Gather every line of the entries that includes the word "action".
=======
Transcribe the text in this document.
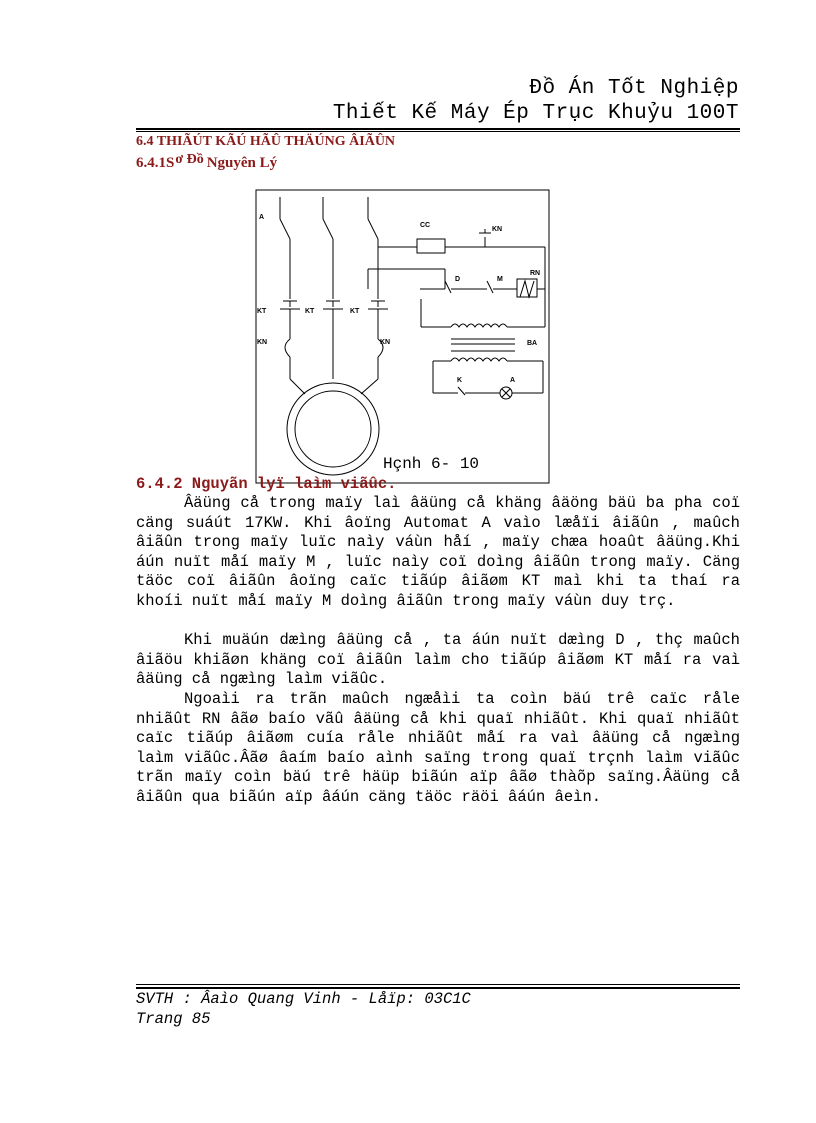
Đồ Án Tốt Nghiệp
Thiết Kế Máy Ép Trục Khuỷu 100T
6.4 THIÃÚT KÃÚ HÃÛ THÄÚNG ÂIÃÛN
6.4.1Sơ Đồ Nguyên Lý
A
CC
KN
D	M
RN
KT	KT	KT
KN	KN	BA
K	A
Hçnh 6- 10
6.4.2 Nguyãn lyï laìm viãûc.

Âäüng cå trong maïy laì âäüng cå khäng âäöng bäü ba pha coï cäng suáút 17KW. Khi âoïng Automat A vaìo læåïi âiãûn , maûch âiãûn trong maïy luïc naìy váùn håí , maïy chæa hoaût âäüng.Khi áún nuït måí maïy M , luïc naìy coï doìng âiãûn trong maïy. Cäng täöc coï âiãûn âoïng caïc tiãúp âiãøm KT maì khi ta thaí ra khoíi nuït måí maïy M doìng âiãûn trong maïy váùn duy trç.

Khi muäún dæìng âäüng cå , ta áún nuït dæìng D , thç maûch âiãöu khiãøn khäng coï âiãûn laìm cho tiãúp âiãøm KT måí ra vaì âäüng cå ngæìng laìm viãûc.

Ngoaìi ra trãn maûch ngæåìi ta coìn bäú trê caïc råle nhiãût RN âãø baío vãû âäüng cå khi quaï nhiãût. Khi quaï nhiãût caïc tiãúp âiãøm cuía råle nhiãût måí ra vaì âäüng cå ngæìng laìm viãûc.Âãø âaím baío aình saïng trong quaï trçnh laìm viãûc trãn maïy coìn bäú trê häüp biãún aïp âãø thàõp saïng.Âäüng cå âiãûn qua biãún aïp âáún cäng täöc räöi âáún âeìn.

SVTH : Âaìo Quang Vinh - Låïp: 03C1C
Trang 85
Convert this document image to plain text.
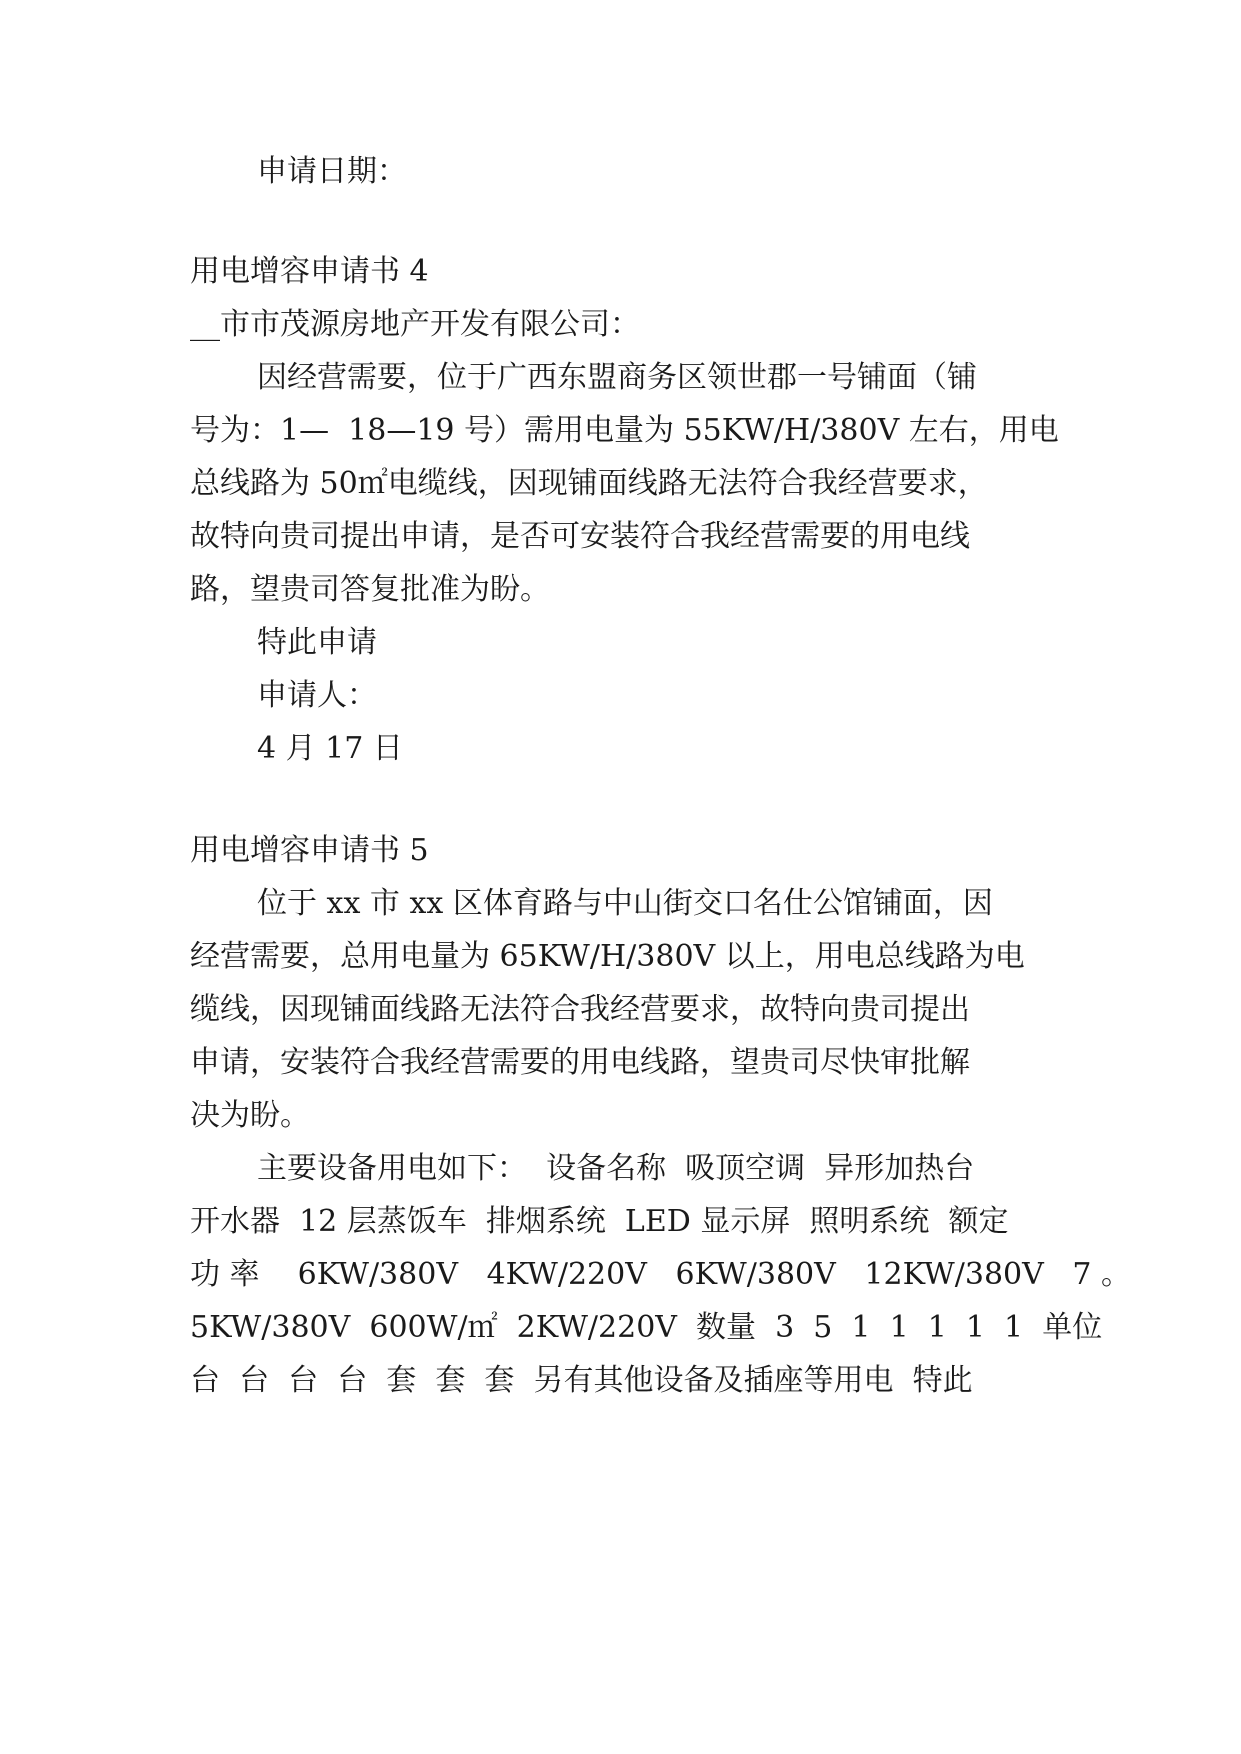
申请日期：
用电增容申请书 4
__市市茂源房地产开发有限公司：
因经营需要，位于广西东盟商务区领世郡一号铺面（铺
号为：1—  18—19 号）需用电量为 55KW/H/380V 左右，用电
总线路为 50㎡电缆线，因现铺面线路无法符合我经营要求，
故特向贵司提出申请，是否可安装符合我经营需要的用电线
路，望贵司答复批准为盼。
特此申请
申请人：
4 月 17 日
用电增容申请书 5
位于 xx 市 xx 区体育路与中山街交口名仕公馆铺面，因
经营需要，总用电量为 65KW/H/380V 以上，用电总线路为电
缆线，因现铺面线路无法符合我经营要求，故特向贵司提出
申请，安装符合我经营需要的用电线路，望贵司尽快审批解
决为盼。
主要设备用电如下：  设备名称  吸顶空调  异形加热台
开水器  12 层蒸饭车  排烟系统  LED 显示屏  照明系统  额定
功 率    6KW/380V   4KW/220V   6KW/380V   12KW/380V   7 。
5KW/380V  600W/㎡  2KW/220V  数量  3  5  1  1  1  1  1  单位
台  台  台  台  套  套  套  另有其他设备及插座等用电  特此
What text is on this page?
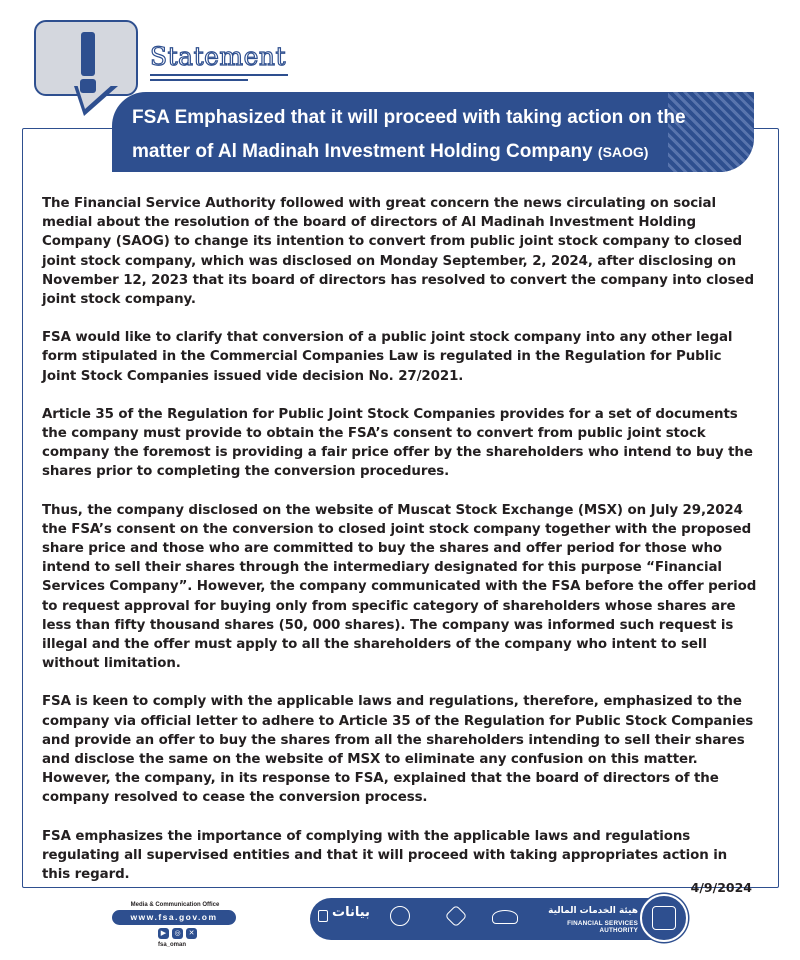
Statement
FSA Emphasized that it will proceed with taking action on the matter of Al Madinah Investment Holding Company (SAOG)

The Financial Service Authority followed with great concern the news circulating on social medial about the resolution of the board of directors of Al Madinah Investment Holding Company (SAOG) to change its intention to convert from public joint stock company to closed joint stock company, which was disclosed on Monday September, 2, 2024, after disclosing on November 12, 2023 that its board of directors has resolved to convert the company into closed joint stock company.

FSA would like to clarify that conversion of a public joint stock company into any other legal form stipulated in the Commercial Companies Law is regulated in the Regulation for Public Joint Stock Companies issued vide decision No. 27/2021.

Article 35 of the Regulation for Public Joint Stock Companies provides for a set of documents the company must provide to obtain the FSA’s consent to convert from public joint stock company the foremost is providing a fair price offer by the shareholders who intend to buy the shares prior to completing the conversion procedures.

Thus, the company disclosed on the website of Muscat Stock Exchange (MSX) on July 29,2024 the FSA’s consent on the conversion to closed joint stock company together with the proposed share price and those who are committed to buy the shares and offer period for those who intend to sell their shares through the intermediary designated for this purpose “Financial Services Company”. However, the company communicated with the FSA before the offer period to request approval for buying only from specific category of shareholders whose shares are less than fifty thousand shares (50, 000 shares). The company was informed such request is illegal and the offer must apply to all the shareholders of the company who intent to sell without limitation.

FSA is keen to comply with the applicable laws and regulations, therefore, emphasized to the company via official letter to adhere to Article 35 of the Regulation for Public Stock Companies and provide an offer to buy the shares from all the shareholders intending to sell their shares and disclose the same on the website of MSX to eliminate any confusion on this matter. However, the company, in its response to FSA, explained that the board of directors of the company resolved to cease the conversion process.

FSA emphasizes the importance of complying with the applicable laws and regulations regulating all supervised entities and that it will proceed with taking appropriates action in this regard.

4/9/2024
Media & Communication Office
www.fsa.gov.om
▶	◎	✕
fsa_oman
بيانات	هيئة الخدمات المالية
FINANCIAL SERVICES AUTHORITY
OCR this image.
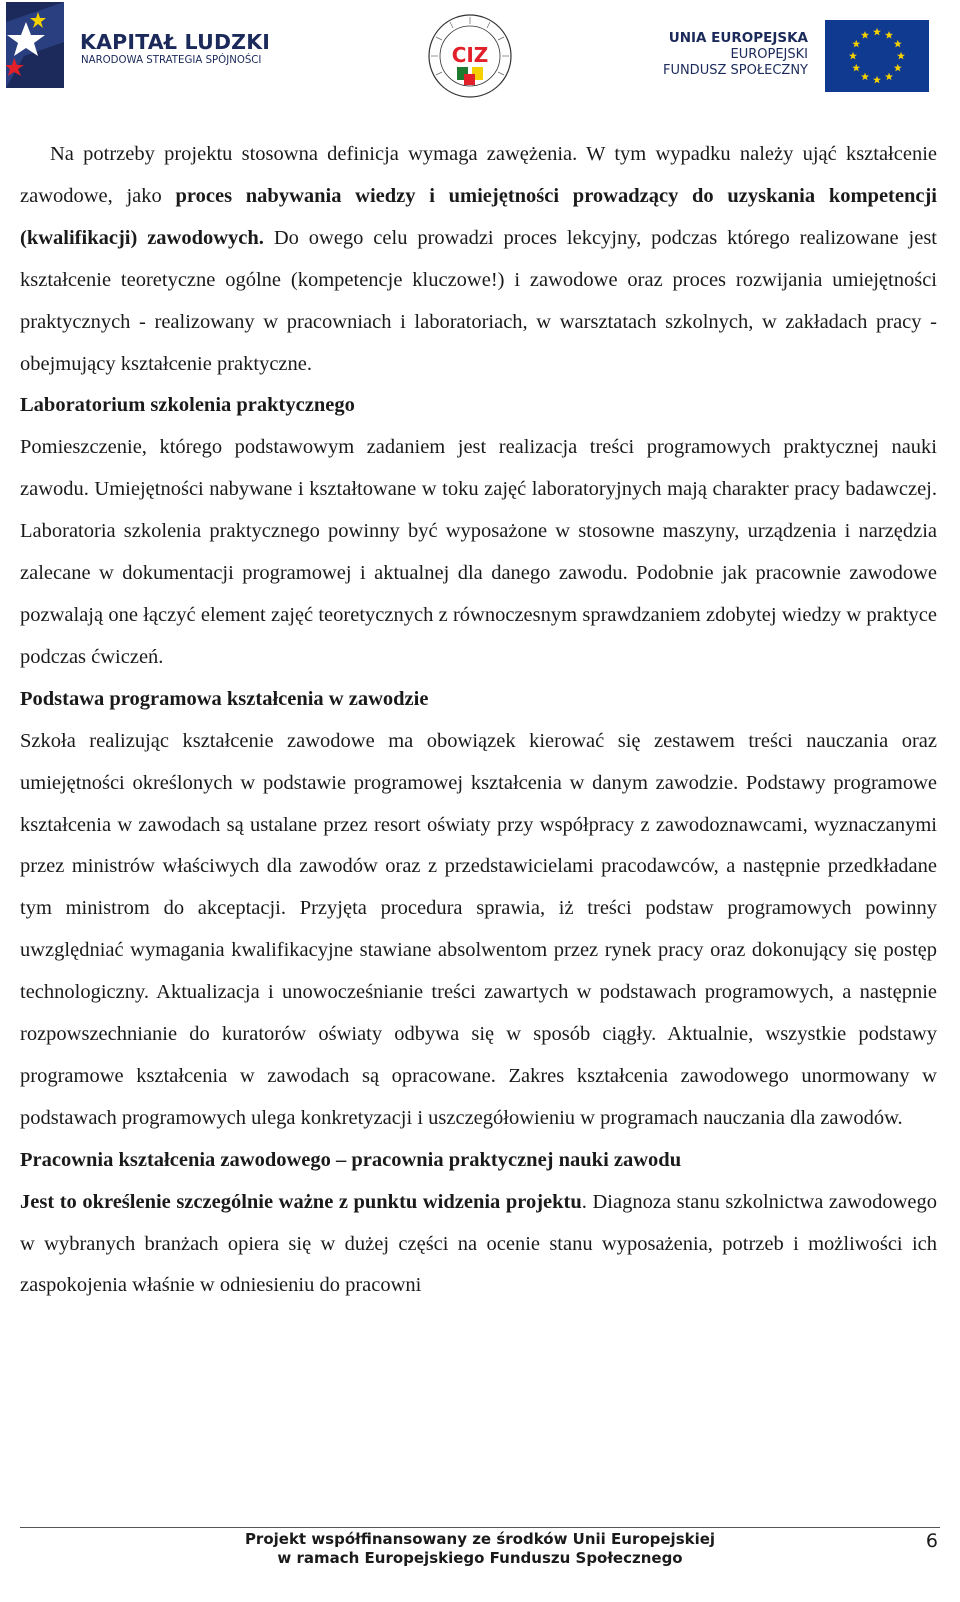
KAPITAŁ LUDZKI
NARODOWA STRATEGIA SPÓJNOŚCI	CIZ
UNIA EUROPEJSKA
EUROPEJSKI
FUNDUSZ SPOŁECZNY

Na potrzeby projektu stosowna definicja wymaga zawężenia. W tym wypadku należy ująć kształcenie zawodowe, jako proces nabywania wiedzy i umiejętności prowadzący do uzyskania kompetencji (kwalifikacji) zawodowych. Do owego celu prowadzi proces lekcyjny, podczas którego realizowane jest kształcenie teoretyczne ogólne (kompetencje kluczowe!) i zawodowe oraz proces rozwijania umiejętności praktycznych - realizowany w pracowniach i laboratoriach, w warsztatach szkolnych, w zakładach pracy - obejmujący kształcenie praktyczne.

Laboratorium szkolenia praktycznego

Pomieszczenie, którego podstawowym zadaniem jest realizacja treści programowych praktycznej nauki zawodu. Umiejętności nabywane i kształtowane w toku zajęć laboratoryjnych mają charakter pracy badawczej. Laboratoria szkolenia praktycznego powinny być wyposażone w stosowne maszyny, urządzenia i narzędzia zalecane w dokumentacji programowej i aktualnej dla danego zawodu. Podobnie jak pracownie zawodowe pozwalają one łączyć element zajęć teoretycznych z równoczesnym sprawdzaniem zdobytej wiedzy w praktyce podczas ćwiczeń.

Podstawa programowa kształcenia w zawodzie

Szkoła realizując kształcenie zawodowe ma obowiązek kierować się zestawem treści nauczania oraz umiejętności określonych w podstawie programowej kształcenia w danym zawodzie. Podstawy programowe kształcenia w zawodach są ustalane przez resort oświaty przy współpracy z zawodoznawcami, wyznaczanymi przez ministrów właściwych dla zawodów oraz z przedstawicielami pracodawców, a następnie przedkładane tym ministrom do akceptacji. Przyjęta procedura sprawia, iż treści podstaw programowych powinny uwzględniać wymagania kwalifikacyjne stawiane absolwentom przez rynek pracy oraz dokonujący się postęp technologiczny. Aktualizacja i unowocześnianie treści zawartych w podstawach programowych, a następnie rozpowszechnianie do kuratorów oświaty odbywa się w sposób ciągły. Aktualnie, wszystkie podstawy programowe kształcenia w zawodach są opracowane. Zakres kształcenia zawodowego unormowany w podstawach programowych ulega konkretyzacji i uszczegółowieniu w programach nauczania dla zawodów.

Pracownia kształcenia zawodowego – pracownia praktycznej nauki zawodu

Jest to określenie szczególnie ważne z punktu widzenia projektu. Diagnoza stanu szkolnictwa zawodowego w wybranych branżach opiera się w dużej części na ocenie stanu wyposażenia, potrzeb i możliwości ich zaspokojenia właśnie w odniesieniu do pracowni

Projekt współfinansowany ze środków Unii Europejskiej
w ramach Europejskiego Funduszu Społecznego
6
=======
Task solution —
FSA Emphasized that it will proceed with taking action on the matter of Al Madinah Investment Holding Company (SAOG)
FSA emphasizes the importance of complying with the applicable laws and regulations regulating all supervised entities and that it will proceed with taking appropriates action in this regard.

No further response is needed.